----- Data section

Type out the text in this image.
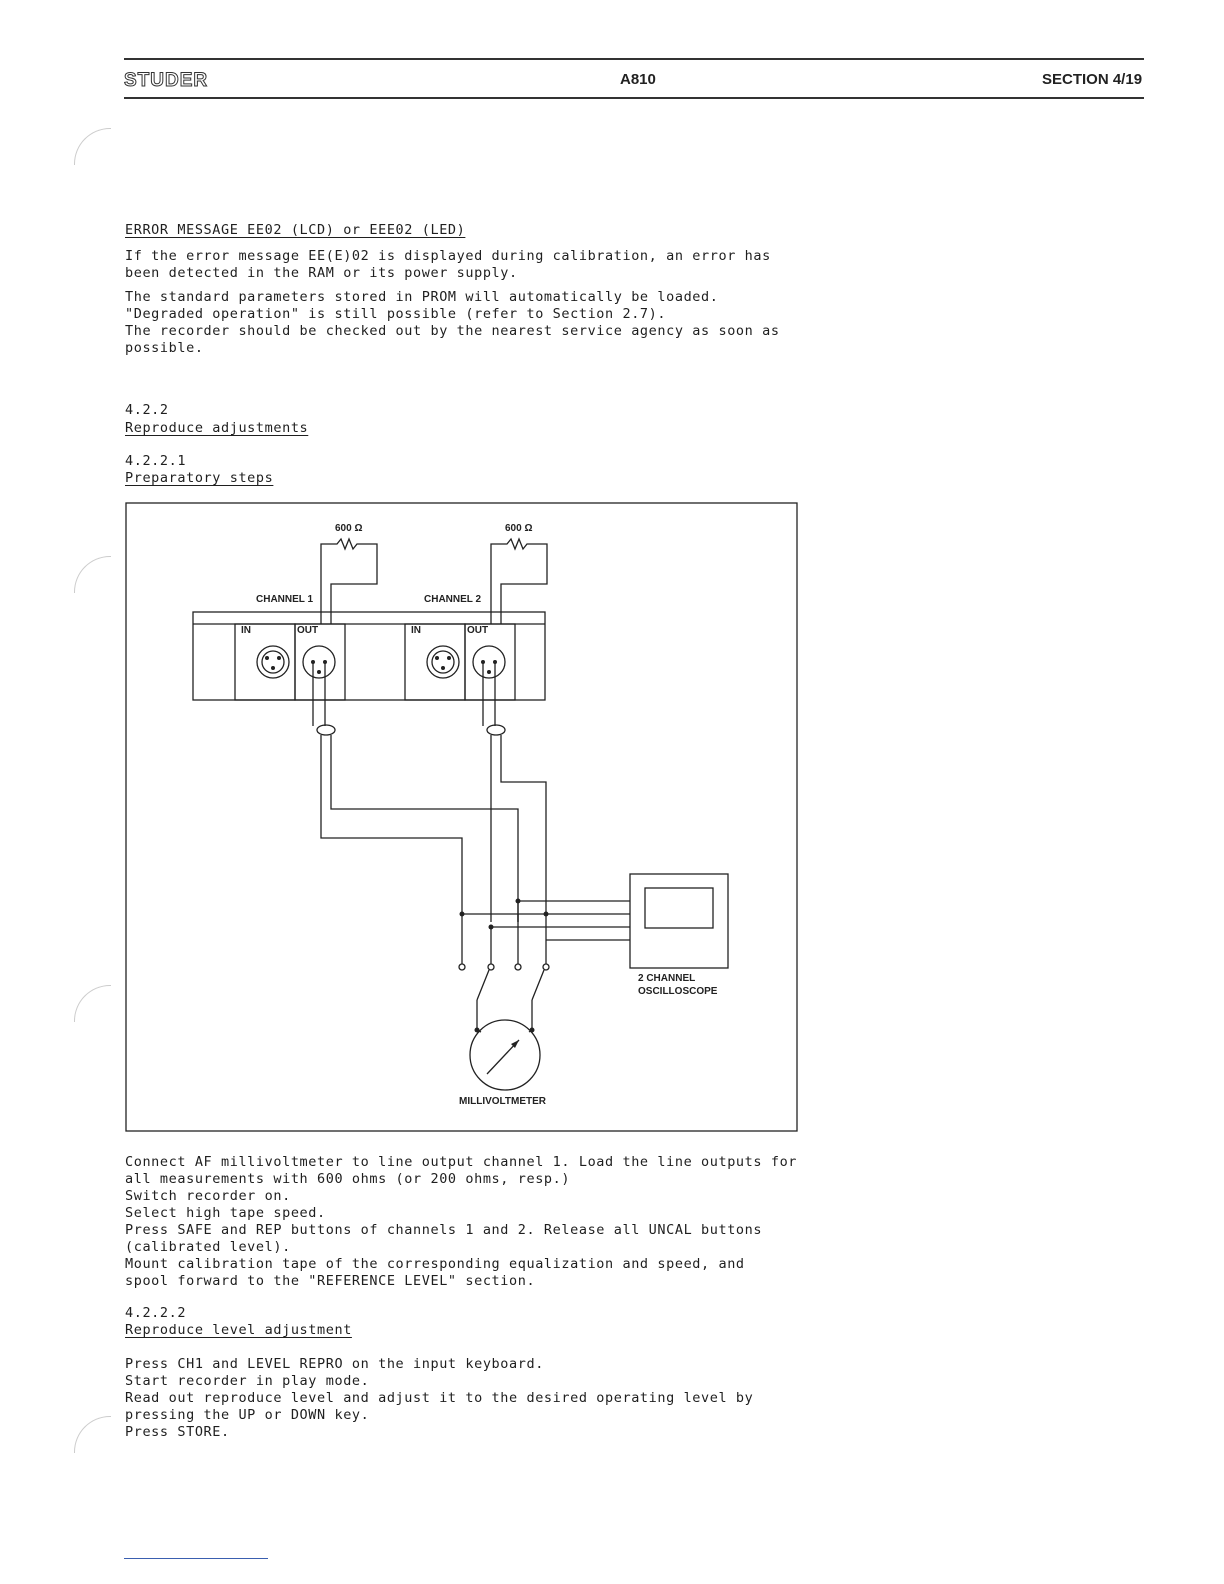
STUDER	A810	SECTION 4/19
ERROR MESSAGE EE02 (LCD) or EEE02 (LED)
If the error message EE(E)02 is displayed during calibration, an error has
been detected in the RAM or its power supply.
The standard parameters stored in PROM will automatically be loaded.
"Degraded operation" is still possible (refer to Section 2.7).
The recorder should be checked out by the nearest service agency as soon as
possible.
4.2.2
Reproduce adjustments
4.2.2.1
Preparatory steps
600 Ω	600 Ω
CHANNEL 1	CHANNEL 2
IN	OUT	IN	OUT
2 CHANNEL
OSCILLOSCOPE
MILLIVOLTMETER
Connect AF millivoltmeter to line output channel 1. Load the line outputs for
all measurements with 600 ohms (or 200 ohms, resp.)
Switch recorder on.
Select high tape speed.
Press SAFE and REP buttons of channels 1 and 2. Release all UNCAL buttons
(calibrated level).
Mount calibration tape of the corresponding equalization and speed, and
spool forward to the "REFERENCE LEVEL" section.
4.2.2.2
Reproduce level adjustment
Press CH1 and LEVEL REPRO on the input keyboard.
Start recorder in play mode.
Read out reproduce level and adjust it to the desired operating level by
pressing the UP or DOWN key.
Press STORE.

----------

Give the count of lines containing "speed", with no added text.

2